▶ [SUPPLIED DATA]

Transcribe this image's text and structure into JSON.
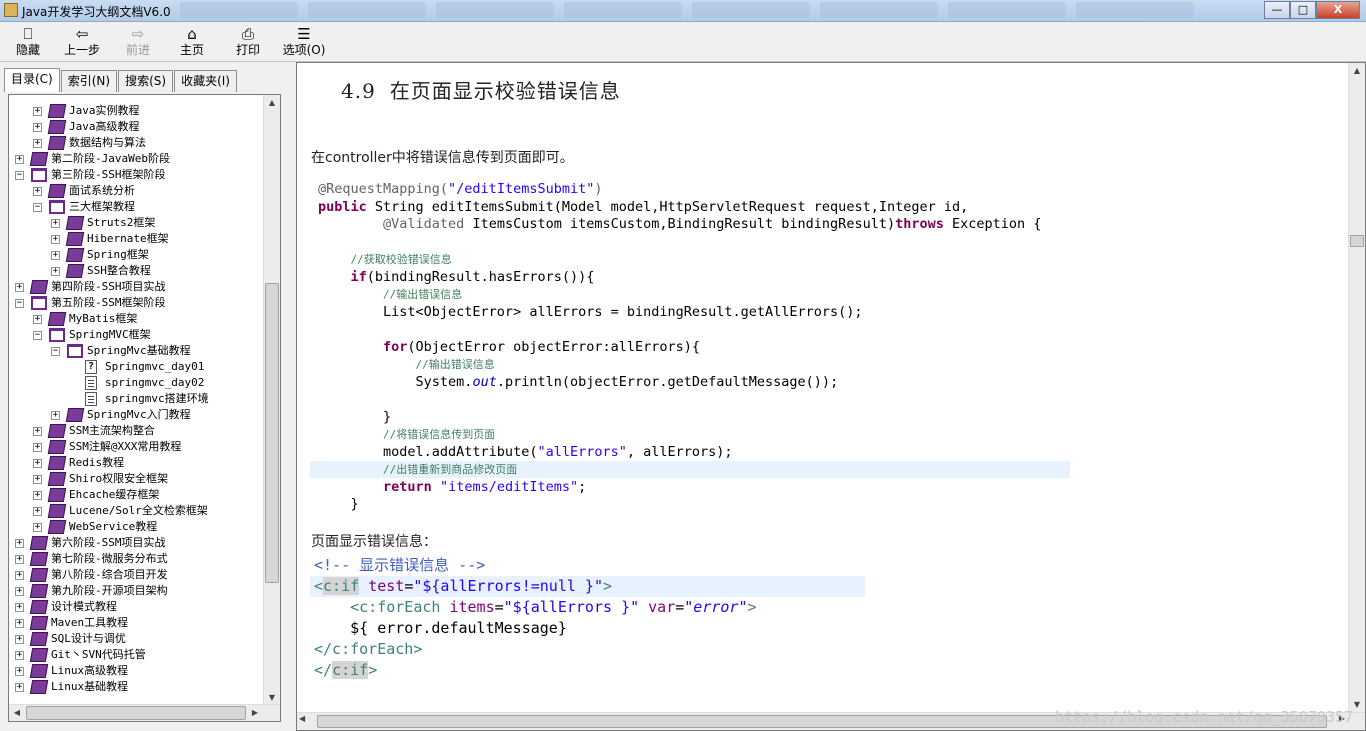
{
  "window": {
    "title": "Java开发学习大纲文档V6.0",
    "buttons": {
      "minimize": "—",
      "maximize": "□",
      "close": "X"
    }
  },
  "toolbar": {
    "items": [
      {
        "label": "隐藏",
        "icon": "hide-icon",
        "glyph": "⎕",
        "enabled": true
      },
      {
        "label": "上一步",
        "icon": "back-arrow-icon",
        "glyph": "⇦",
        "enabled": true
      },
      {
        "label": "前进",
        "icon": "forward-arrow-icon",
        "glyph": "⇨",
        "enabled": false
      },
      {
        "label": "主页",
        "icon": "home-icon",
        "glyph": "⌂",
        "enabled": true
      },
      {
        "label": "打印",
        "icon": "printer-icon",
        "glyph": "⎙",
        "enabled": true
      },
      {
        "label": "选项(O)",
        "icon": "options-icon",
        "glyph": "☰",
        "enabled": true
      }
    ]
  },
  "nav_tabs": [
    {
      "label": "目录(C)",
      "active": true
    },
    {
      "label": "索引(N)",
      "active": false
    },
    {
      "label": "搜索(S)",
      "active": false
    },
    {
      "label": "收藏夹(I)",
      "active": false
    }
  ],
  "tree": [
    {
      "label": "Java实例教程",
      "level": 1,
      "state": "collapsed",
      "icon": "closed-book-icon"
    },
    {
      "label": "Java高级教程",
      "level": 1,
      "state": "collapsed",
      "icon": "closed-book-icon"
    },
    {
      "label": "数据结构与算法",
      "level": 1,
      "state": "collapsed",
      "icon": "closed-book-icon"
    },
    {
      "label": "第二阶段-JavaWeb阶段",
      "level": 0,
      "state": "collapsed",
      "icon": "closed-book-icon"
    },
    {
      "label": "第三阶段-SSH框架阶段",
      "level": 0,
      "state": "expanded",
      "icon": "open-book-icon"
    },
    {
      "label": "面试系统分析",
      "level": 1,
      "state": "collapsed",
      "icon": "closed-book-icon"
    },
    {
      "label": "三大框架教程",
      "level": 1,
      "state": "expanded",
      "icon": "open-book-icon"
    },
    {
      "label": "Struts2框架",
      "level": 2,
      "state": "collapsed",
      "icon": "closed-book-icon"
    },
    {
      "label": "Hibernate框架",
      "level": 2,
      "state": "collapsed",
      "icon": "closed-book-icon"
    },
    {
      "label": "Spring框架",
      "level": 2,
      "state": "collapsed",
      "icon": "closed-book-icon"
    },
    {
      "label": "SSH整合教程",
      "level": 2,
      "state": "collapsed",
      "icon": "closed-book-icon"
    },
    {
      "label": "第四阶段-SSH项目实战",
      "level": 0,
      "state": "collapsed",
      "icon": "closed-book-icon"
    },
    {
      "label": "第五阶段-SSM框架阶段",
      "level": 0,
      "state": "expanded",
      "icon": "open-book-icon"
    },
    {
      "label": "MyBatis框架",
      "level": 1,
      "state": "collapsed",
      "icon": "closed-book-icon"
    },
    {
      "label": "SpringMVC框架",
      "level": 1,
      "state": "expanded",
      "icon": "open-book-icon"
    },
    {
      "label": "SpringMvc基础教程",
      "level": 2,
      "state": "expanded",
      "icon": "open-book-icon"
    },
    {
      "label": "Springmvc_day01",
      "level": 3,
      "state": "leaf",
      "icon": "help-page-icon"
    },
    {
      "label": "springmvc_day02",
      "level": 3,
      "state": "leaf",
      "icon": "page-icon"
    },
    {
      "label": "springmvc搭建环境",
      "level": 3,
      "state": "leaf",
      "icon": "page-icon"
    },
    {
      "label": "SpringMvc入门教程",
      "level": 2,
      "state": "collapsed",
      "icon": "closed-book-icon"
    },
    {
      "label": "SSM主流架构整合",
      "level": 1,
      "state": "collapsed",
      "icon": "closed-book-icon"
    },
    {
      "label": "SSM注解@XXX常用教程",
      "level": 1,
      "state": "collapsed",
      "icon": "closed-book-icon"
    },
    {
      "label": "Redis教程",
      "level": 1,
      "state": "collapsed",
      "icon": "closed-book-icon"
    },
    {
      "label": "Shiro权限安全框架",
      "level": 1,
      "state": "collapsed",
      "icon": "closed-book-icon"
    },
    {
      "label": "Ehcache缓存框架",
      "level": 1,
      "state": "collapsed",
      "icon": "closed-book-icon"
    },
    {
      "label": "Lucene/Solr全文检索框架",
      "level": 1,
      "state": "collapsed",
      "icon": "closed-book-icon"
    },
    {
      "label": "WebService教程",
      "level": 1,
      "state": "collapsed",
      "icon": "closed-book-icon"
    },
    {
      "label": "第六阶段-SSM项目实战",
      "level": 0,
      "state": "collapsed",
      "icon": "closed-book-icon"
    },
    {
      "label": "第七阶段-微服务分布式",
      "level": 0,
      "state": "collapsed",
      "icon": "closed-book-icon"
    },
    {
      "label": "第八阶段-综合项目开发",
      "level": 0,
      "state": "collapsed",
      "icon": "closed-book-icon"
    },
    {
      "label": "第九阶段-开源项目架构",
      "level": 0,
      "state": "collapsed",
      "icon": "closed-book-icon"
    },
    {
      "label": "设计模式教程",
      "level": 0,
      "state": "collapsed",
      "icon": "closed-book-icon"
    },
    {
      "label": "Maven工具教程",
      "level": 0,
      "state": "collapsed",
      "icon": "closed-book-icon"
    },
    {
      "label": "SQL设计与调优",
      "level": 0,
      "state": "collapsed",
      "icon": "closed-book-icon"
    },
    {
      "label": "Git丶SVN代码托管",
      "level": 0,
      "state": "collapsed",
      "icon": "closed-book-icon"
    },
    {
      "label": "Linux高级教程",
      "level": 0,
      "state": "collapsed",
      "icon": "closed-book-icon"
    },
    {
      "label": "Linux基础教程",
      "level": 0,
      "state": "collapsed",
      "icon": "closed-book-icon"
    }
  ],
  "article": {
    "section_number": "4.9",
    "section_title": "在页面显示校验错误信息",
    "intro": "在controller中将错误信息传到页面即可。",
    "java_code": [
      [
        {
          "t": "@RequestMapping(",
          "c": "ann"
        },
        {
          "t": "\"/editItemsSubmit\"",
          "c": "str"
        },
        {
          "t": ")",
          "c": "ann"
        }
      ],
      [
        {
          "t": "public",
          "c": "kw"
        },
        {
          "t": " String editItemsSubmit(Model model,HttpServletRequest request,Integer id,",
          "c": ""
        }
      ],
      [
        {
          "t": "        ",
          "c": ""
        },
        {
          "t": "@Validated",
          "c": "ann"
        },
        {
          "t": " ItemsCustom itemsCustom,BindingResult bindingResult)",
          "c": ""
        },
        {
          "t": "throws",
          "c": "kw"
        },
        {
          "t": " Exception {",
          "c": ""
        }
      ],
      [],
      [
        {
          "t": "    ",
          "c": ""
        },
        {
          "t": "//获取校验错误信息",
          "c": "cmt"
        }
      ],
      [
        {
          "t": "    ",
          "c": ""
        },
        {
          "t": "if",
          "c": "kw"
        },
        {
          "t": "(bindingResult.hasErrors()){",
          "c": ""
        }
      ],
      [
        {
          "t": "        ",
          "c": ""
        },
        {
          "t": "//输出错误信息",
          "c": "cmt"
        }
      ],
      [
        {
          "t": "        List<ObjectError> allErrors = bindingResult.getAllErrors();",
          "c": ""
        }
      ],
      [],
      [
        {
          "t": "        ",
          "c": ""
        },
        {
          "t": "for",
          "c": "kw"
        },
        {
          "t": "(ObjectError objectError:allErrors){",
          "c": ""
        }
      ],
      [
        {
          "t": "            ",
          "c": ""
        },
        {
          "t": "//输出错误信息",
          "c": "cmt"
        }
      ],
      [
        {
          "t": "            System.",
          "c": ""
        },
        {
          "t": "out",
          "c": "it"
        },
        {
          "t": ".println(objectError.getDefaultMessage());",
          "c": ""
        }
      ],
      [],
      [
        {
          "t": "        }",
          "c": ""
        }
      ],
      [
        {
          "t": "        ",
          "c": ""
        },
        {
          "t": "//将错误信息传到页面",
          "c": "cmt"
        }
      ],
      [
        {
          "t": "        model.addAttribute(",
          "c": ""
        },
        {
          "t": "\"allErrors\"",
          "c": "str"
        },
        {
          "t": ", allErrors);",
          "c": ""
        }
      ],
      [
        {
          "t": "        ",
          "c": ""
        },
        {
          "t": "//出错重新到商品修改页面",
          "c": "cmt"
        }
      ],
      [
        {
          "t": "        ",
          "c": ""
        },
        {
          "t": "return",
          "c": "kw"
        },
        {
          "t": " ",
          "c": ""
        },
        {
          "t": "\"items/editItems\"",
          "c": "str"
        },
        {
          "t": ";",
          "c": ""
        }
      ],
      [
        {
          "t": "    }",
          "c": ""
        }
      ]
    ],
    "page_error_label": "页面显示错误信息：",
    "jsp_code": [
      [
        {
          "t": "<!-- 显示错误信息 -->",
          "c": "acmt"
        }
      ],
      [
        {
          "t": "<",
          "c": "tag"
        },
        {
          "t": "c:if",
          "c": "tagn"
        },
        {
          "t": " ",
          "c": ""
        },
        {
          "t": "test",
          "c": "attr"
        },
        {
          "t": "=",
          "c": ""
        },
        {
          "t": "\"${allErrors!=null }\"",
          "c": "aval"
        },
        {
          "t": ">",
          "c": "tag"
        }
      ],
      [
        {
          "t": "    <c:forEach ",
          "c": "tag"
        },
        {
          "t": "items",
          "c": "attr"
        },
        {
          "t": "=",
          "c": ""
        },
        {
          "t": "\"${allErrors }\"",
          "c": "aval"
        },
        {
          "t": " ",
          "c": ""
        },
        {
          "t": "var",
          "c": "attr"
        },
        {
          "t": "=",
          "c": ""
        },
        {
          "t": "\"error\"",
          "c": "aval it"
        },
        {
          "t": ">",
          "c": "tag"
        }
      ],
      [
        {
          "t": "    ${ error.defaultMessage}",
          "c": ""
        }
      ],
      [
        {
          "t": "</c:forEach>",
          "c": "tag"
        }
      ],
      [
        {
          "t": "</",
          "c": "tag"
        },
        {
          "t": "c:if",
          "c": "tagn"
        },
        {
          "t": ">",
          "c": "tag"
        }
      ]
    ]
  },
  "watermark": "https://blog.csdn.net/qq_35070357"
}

--

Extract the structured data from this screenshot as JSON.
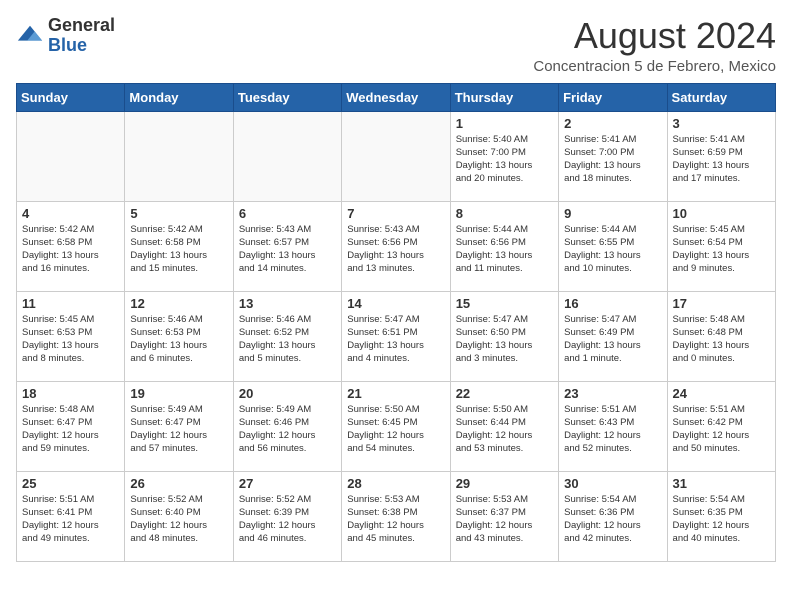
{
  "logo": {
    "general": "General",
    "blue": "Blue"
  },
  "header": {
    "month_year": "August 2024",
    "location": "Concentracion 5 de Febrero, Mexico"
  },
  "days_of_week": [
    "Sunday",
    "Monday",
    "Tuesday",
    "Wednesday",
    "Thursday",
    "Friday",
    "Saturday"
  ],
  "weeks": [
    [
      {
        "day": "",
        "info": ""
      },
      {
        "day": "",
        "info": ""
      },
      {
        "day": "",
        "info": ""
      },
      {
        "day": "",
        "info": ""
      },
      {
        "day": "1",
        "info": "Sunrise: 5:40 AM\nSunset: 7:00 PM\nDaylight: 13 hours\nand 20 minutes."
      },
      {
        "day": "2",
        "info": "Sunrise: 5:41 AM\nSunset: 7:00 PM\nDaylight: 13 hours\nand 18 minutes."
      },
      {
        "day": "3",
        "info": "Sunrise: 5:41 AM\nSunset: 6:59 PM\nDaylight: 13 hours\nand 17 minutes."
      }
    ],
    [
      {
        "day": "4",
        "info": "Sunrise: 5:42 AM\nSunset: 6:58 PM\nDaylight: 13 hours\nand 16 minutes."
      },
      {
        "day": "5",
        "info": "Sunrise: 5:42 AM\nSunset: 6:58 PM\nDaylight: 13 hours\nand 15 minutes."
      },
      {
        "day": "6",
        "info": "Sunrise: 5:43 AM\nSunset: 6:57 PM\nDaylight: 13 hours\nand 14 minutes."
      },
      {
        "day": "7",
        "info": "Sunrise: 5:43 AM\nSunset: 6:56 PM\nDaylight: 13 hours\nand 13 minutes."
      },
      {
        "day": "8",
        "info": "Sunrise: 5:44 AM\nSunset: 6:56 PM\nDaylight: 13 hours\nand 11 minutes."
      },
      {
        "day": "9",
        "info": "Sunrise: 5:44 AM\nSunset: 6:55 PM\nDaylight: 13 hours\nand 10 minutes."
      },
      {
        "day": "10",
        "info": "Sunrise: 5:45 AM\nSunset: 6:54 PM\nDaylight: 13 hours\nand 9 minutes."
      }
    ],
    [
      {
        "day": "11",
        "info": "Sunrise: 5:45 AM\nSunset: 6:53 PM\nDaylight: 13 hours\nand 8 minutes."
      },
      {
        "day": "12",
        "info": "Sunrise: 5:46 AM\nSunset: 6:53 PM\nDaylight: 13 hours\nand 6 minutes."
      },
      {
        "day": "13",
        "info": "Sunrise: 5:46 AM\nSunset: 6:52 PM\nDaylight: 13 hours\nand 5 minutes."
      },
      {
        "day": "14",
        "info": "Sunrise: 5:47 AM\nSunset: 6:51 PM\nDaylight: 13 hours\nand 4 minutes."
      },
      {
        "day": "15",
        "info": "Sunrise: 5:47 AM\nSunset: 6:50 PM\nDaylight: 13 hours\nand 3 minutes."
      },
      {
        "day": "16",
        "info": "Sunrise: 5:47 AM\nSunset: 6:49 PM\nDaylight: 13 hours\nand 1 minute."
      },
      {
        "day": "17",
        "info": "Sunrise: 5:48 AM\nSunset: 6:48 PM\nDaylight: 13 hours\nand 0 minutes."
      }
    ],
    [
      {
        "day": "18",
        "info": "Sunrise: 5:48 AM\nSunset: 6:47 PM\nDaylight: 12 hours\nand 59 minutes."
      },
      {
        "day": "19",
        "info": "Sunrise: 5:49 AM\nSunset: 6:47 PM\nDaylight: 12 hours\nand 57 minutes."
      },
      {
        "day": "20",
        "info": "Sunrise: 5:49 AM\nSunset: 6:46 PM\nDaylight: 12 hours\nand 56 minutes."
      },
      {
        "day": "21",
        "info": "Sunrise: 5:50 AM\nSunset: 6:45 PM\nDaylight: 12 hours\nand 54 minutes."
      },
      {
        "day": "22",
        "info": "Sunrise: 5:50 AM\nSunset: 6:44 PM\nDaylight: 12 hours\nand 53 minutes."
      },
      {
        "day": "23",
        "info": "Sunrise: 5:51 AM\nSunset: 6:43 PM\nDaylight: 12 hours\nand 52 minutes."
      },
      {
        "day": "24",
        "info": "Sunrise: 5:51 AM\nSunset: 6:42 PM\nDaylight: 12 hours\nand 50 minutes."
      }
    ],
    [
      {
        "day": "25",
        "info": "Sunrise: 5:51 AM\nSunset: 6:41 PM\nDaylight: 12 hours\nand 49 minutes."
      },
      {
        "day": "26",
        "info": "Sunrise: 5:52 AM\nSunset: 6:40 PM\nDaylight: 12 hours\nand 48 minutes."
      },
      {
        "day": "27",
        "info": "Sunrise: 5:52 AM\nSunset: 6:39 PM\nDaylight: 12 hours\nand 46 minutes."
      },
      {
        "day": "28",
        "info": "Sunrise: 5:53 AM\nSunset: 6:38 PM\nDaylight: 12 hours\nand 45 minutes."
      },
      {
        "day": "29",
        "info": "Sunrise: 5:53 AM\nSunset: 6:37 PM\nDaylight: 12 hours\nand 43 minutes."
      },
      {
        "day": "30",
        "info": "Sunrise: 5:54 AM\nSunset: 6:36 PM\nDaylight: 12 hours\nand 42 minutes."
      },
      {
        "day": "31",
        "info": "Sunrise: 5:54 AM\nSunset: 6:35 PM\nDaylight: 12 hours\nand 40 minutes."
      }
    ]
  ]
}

▶ [GIVEN INSTRUCTION] From the entries above, copy every line where the word "glyph" shows up.

▶ [TASK RESULT]
        "glyph": "⎕",
        "glyph": "⇦",
        "glyph": "⇨",
        "glyph": "⌂",
        "glyph": "⎙",
        "glyph": "☰",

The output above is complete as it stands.